» Goal:
Only the number is wanted: tally the lines below that contain the word "personal".

>> begin

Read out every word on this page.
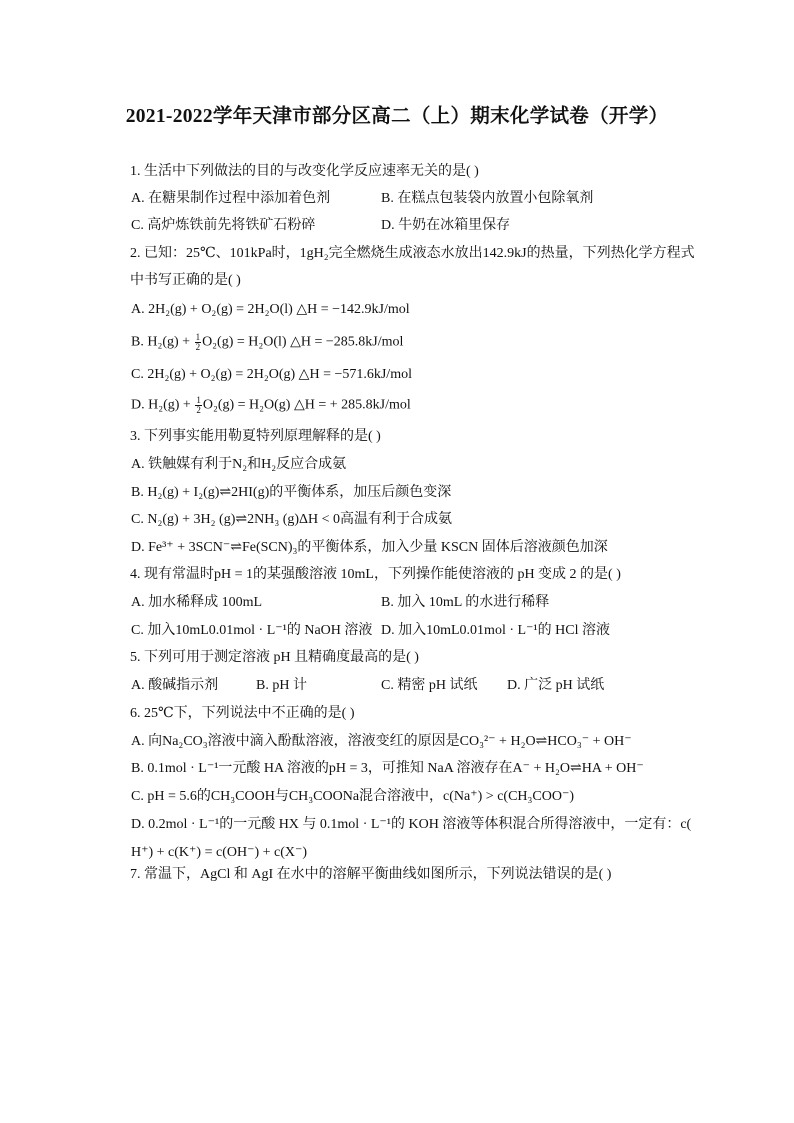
2021-2022学年天津市部分区高二（上）期末化学试卷（开学）
1. 生活中下列做法的目的与改变化学反应速率无关的是( )
A. 在糖果制作过程中添加着色剂	B. 在糕点包装袋内放置小包除氧剂
C. 高炉炼铁前先将铁矿石粉碎	D. 牛奶在冰箱里保存
2. 已知：25℃、101kPa时，1gH₂完全燃烧生成液态水放出142.9kJ的热量，下列热化学方程式
中书写正确的是( )
A. 2H₂(g) + O₂(g) = 2H₂O(l) △H = −142.9kJ/mol
B. $H_2(g) + \frac{1}{2} O_2(g) = H_2O(l)$ △H = −285.8kJ/mol
C. 2H₂(g) + O₂(g) = 2H₂O(g) △H = −571.6kJ/mol
D. $H_2(g) + \frac{1}{2} O_2(g) = H_2O(g)$ △H = + 285.8kJ/mol
3. 下列事实能用勒夏特列原理解释的是( )
A. 铁触媒有利于N₂和H₂反应合成氨
B. H₂(g) + I₂(g)⇌2HI(g)的平衡体系，加压后颜色变深
C. N₂(g) + 3H₂ (g)⇌2NH₃ (g)ΔH < 0高温有利于合成氨
D. Fe³⁺ + 3SCN⁻⇌Fe(SCN)₃的平衡体系，加入少量 KSCN 固体后溶液颜色加深
4. 现有常温时pH = 1的某强酸溶液 10mL，下列操作能使溶液的 pH 变成 2 的是( )
A. 加水稀释成 100mL	B. 加入 10mL 的水进行稀释
C. 加入10mL0.01mol · L⁻¹的 NaOH 溶液 D. 加入10mL0.01mol · L⁻¹的 HCl 溶液
5. 下列可用于测定溶液 pH 且精确度最高的是( )
A. 酸碱指示剂	B. pH 计	C. 精密 pH 试纸 D. 广泛 pH 试纸
6. 25℃下，下列说法中不正确的是( )
A. 向Na₂CO₃溶液中滴入酚酞溶液，溶液变红的原因是CO₃²⁻ + H₂O⇌HCO₃⁻ + OH⁻
B. 0.1mol · L⁻¹一元酸 HA 溶液的pH = 3，可推知 NaA 溶液存在A⁻ + H₂O⇌HA + OH⁻
C. pH = 5.6的CH₃COOH与CH₃COONa混合溶液中，c(Na⁺) > c(CH₃COO⁻)
D. 0.2mol · L⁻¹的一元酸 HX 与 0.1mol · L⁻¹的 KOH 溶液等体积混合所得溶液中，一定有：c(
H⁺) + c(K⁺) = c(OH⁻) + c(X⁻)
7. 常温下，AgCl 和 AgI 在水中的溶解平衡曲线如图所示，下列说法错误的是( )
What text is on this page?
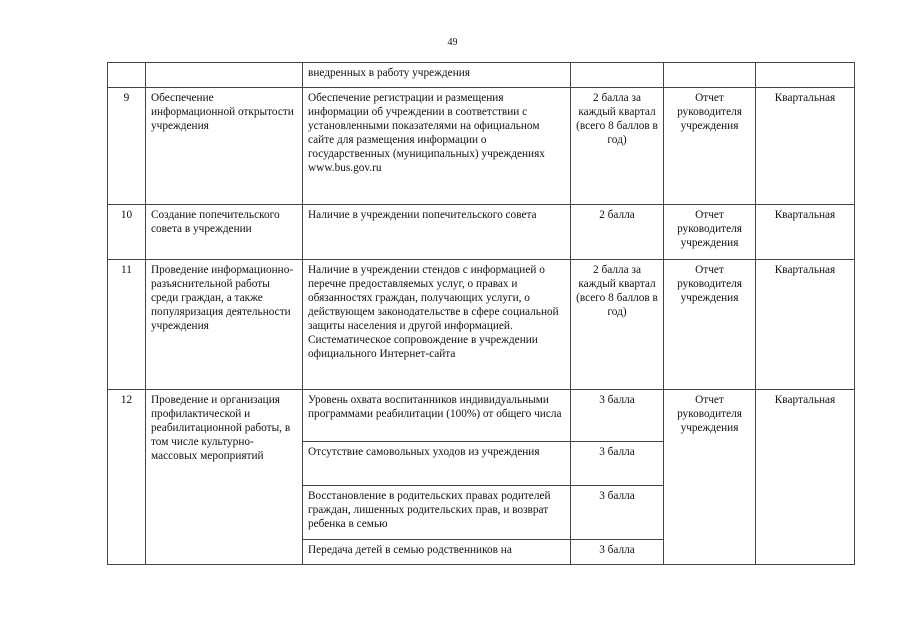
49

		внедренных в работу учреждения			

9	Обеспечение информационной открытости учреждения	Обеспечение регистрации и размещения информации об учреждении в соответствии с установленными показателями на официальном сайте для размещения информации о государственных (муниципальных) учреждениях www.bus.gov.ru	2 балла за каждый квартал (всего 8 баллов в год)	Отчет руководителя учреждения	Квартальная
10	Создание попечительского совета в учреждении	Наличие в учреждении попечительского совета	2 балла	Отчет руководителя учреждения	Квартальная
11	Проведение информационно-разъяснительной работы среди граждан, а также популяризация деятельности учреждения	Наличие в учреждении стендов с информацией о перечне предоставляемых услуг, о правах и обязанностях граждан, получающих услуги, о действующем законодательстве в сфере социальной защиты населения и другой информацией. Систематическое сопровождение в учреждении официального Интернет-сайта	2 балла за каждый квартал (всего 8 баллов в год)	Отчет руководителя учреждения	Квартальная
12	Проведение и организация профилактической и реабилитационной работы, в том числе культурно-массовых мероприятий	Уровень охвата воспитанников индивидуальными программами реабилитации (100%) от общего числа	3 балла	Отчет руководителя учреждения	Квартальная
		Отсутствие самовольных уходов из учреждения	3 балла		
		Восстановление в родительских правах родителей граждан, лишенных родительских прав, и возврат ребенка в семью	3 балла		
		Передача детей в семью родственников на	3 балла		
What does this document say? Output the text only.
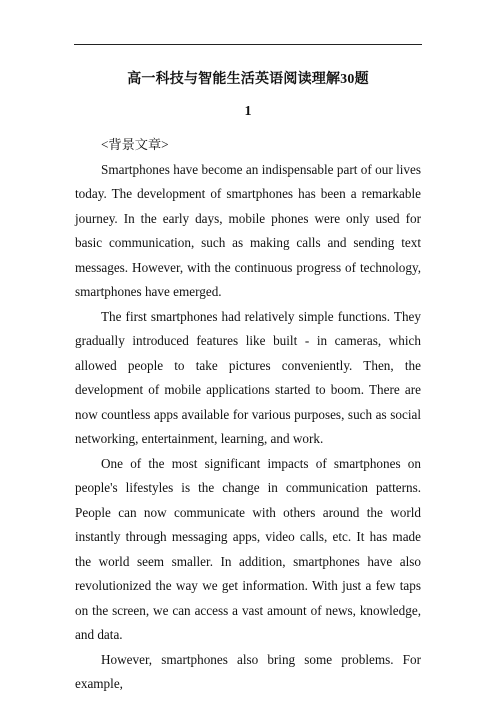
高一科技与智能生活英语阅读理解30题
1

<背景文章>

Smartphones have become an indispensable part of our lives today. The development of smartphones has been a remarkable journey. In the early days, mobile phones were only used for basic communication, such as making calls and sending text messages. However, with the continuous progress of technology, smartphones have emerged.

The first smartphones had relatively simple functions. They gradually introduced features like built - in cameras, which allowed people to take pictures conveniently. Then, the development of mobile applications started to boom. There are now countless apps available for various purposes, such as social networking, entertainment, learning, and work.

One of the most significant impacts of smartphones on people's lifestyles is the change in communication patterns. People can now communicate with others around the world instantly through messaging apps, video calls, etc. It has made the world seem smaller. In addition, smartphones have also revolutionized the way we get information. With just a few taps on the screen, we can access a vast amount of news, knowledge, and data.

However, smartphones also bring some problems. For example,
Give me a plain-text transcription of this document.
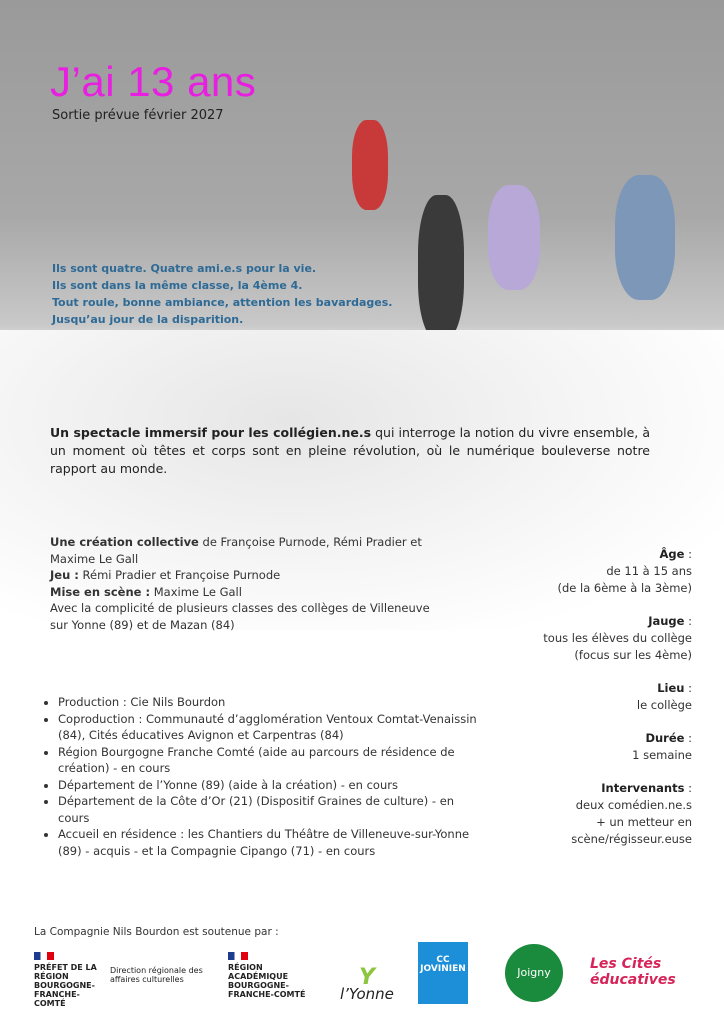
J’ai 13 ans
Sortie prévue février 2027
Ils sont quatre. Quatre ami.e.s pour la vie.
Ils sont dans la même classe, la 4ème 4.
Tout roule, bonne ambiance, attention les bavardages.
Jusqu’au jour de la disparition.

Un spectacle immersif pour les collégien.ne.s qui interroge la notion du vivre ensemble, à un moment où têtes et corps sont en pleine révolution, où le numérique bouleverse notre rapport au monde.

Une création collective de Françoise Purnode, Rémi Pradier et Maxime Le Gall
Jeu : Rémi Pradier et Françoise Purnode
Mise en scène : Maxime Le Gall
Avec la complicité de plusieurs classes des collèges de Villeneuve sur Yonne (89) et de Mazan (84)
• Production : Cie Nils Bourdon
• Coproduction : Communauté d’agglomération Ventoux Comtat-Venaissin (84), Cités éducatives Avignon et Carpentras (84)
• Région Bourgogne Franche Comté (aide au parcours de résidence de création) - en cours
• Département de l’Yonne (89) (aide à la création) - en cours
• Département de la Côte d’Or (21) (Dispositif Graines de culture) - en cours
• Accueil en résidence : les Chantiers du Théâtre de Villeneuve-sur-Yonne (89) - acquis - et la Compagnie Cipango (71) - en cours
Âge :
de 11 à 15 ans
(de la 6ème à la 3ème)
Jauge :
tous les élèves du collège
(focus sur les 4ème)
Lieu :
le collège
Durée :
1 semaine
Intervenants :
deux comédien.ne.s
+ un metteur en
scène/régisseur.euse
La Compagnie Nils Bourdon est soutenue par :
PRÉFET DE LA RÉGION BOURGOGNE-FRANCHE-COMTÉ
Direction régionale des affaires culturelles
RÉGION ACADÉMIQUE BOURGOGNE-FRANCHE-COMTÉ
Y
l’Yonne
CC JOVINIEN	Joigny
Les Cités éducatives
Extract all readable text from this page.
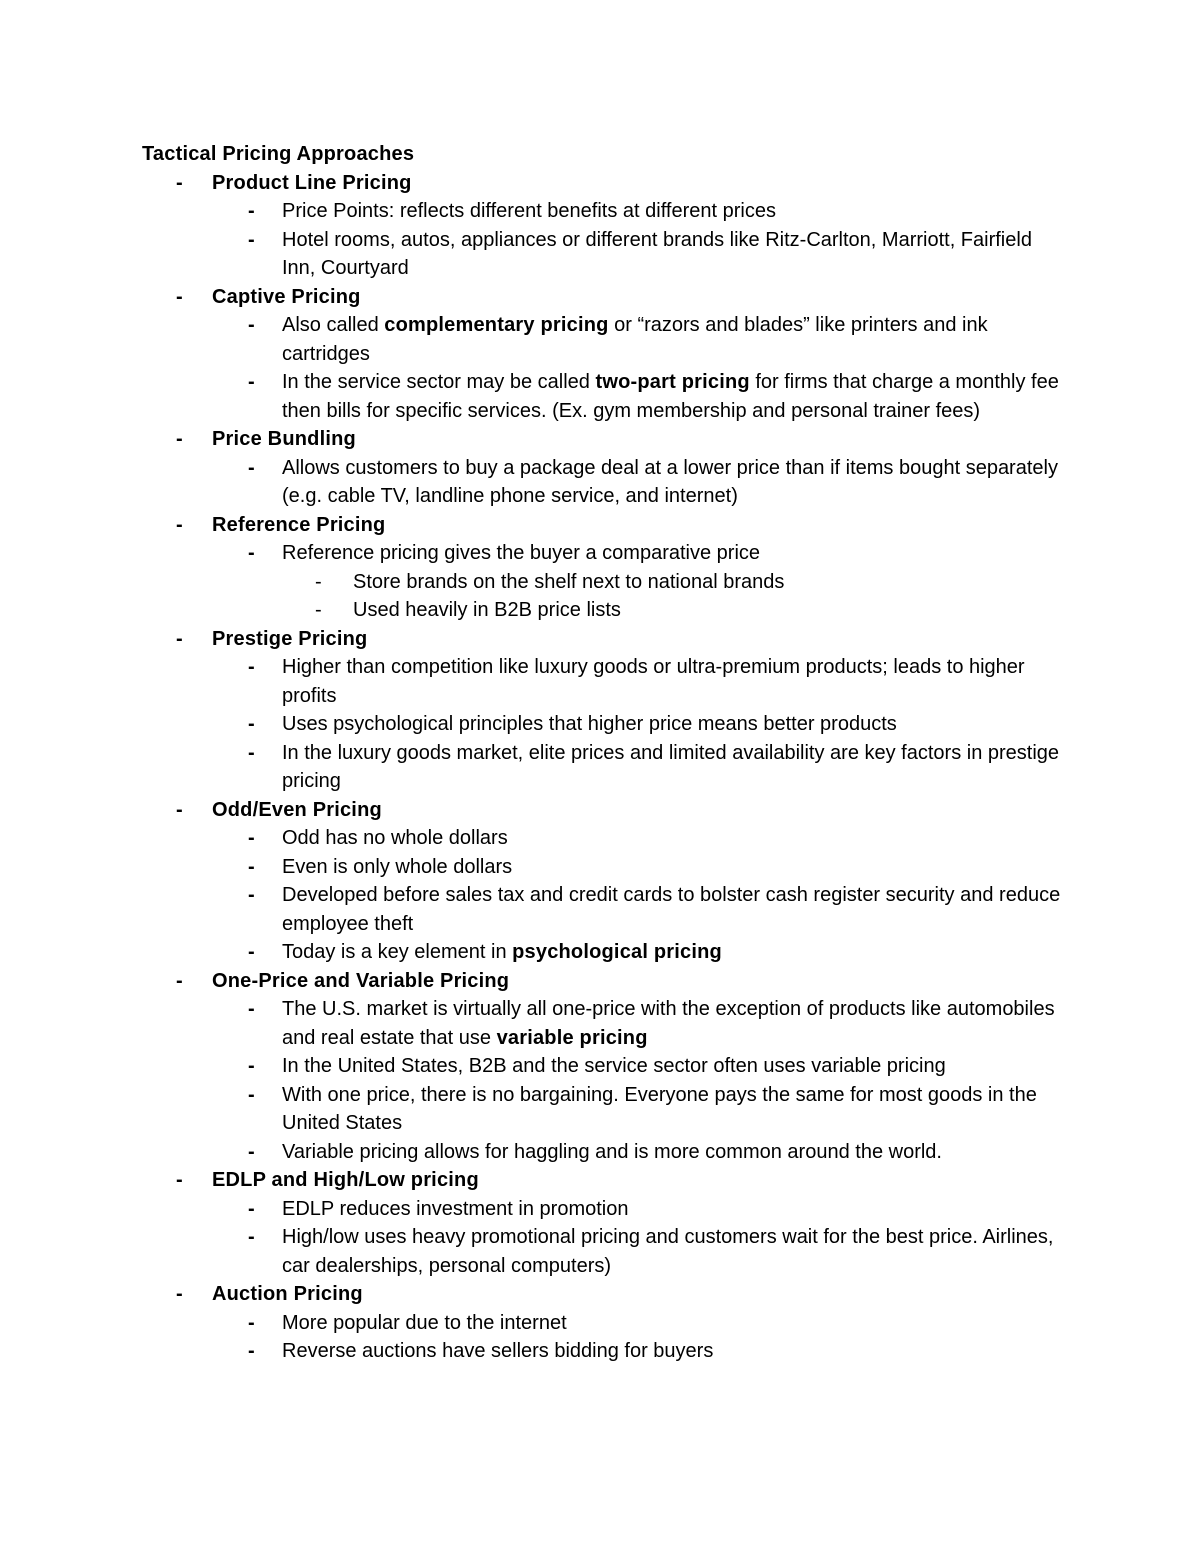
Tactical Pricing Approaches
- Product Line Pricing
- Price Points: reflects different benefits at different prices
- Hotel rooms, autos, appliances or different brands like Ritz-Carlton, Marriott, Fairfield Inn, Courtyard
- Captive Pricing
- Also called complementary pricing or “razors and blades” like printers and ink cartridges
- In the service sector may be called two-part pricing for firms that charge a monthly fee then bills for specific services. (Ex. gym membership and personal trainer fees)
- Price Bundling
- Allows customers to buy a package deal at a lower price than if items bought separately (e.g. cable TV, landline phone service, and internet)
- Reference Pricing
- Reference pricing gives the buyer a comparative price
- Store brands on the shelf next to national brands
- Used heavily in B2B price lists
- Prestige Pricing
- Higher than competition like luxury goods or ultra-premium products; leads to higher profits
- Uses psychological principles that higher price means better products
- In the luxury goods market, elite prices and limited availability are key factors in prestige pricing
- Odd/Even Pricing
- Odd has no whole dollars
- Even is only whole dollars
- Developed before sales tax and credit cards to bolster cash register security and reduce employee theft
- Today is a key element in psychological pricing
- One-Price and Variable Pricing
- The U.S. market is virtually all one-price with the exception of products like automobiles and real estate that use variable pricing
- In the United States, B2B and the service sector often uses variable pricing
- With one price, there is no bargaining. Everyone pays the same for most goods in the United States
- Variable pricing allows for haggling and is more common around the world.
- EDLP and High/Low pricing
- EDLP reduces investment in promotion
- High/low uses heavy promotional pricing and customers wait for the best price. Airlines, car dealerships, personal computers)
- Auction Pricing
- More popular due to the internet
- Reverse auctions have sellers bidding for buyers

>> end

» Exercise output:
2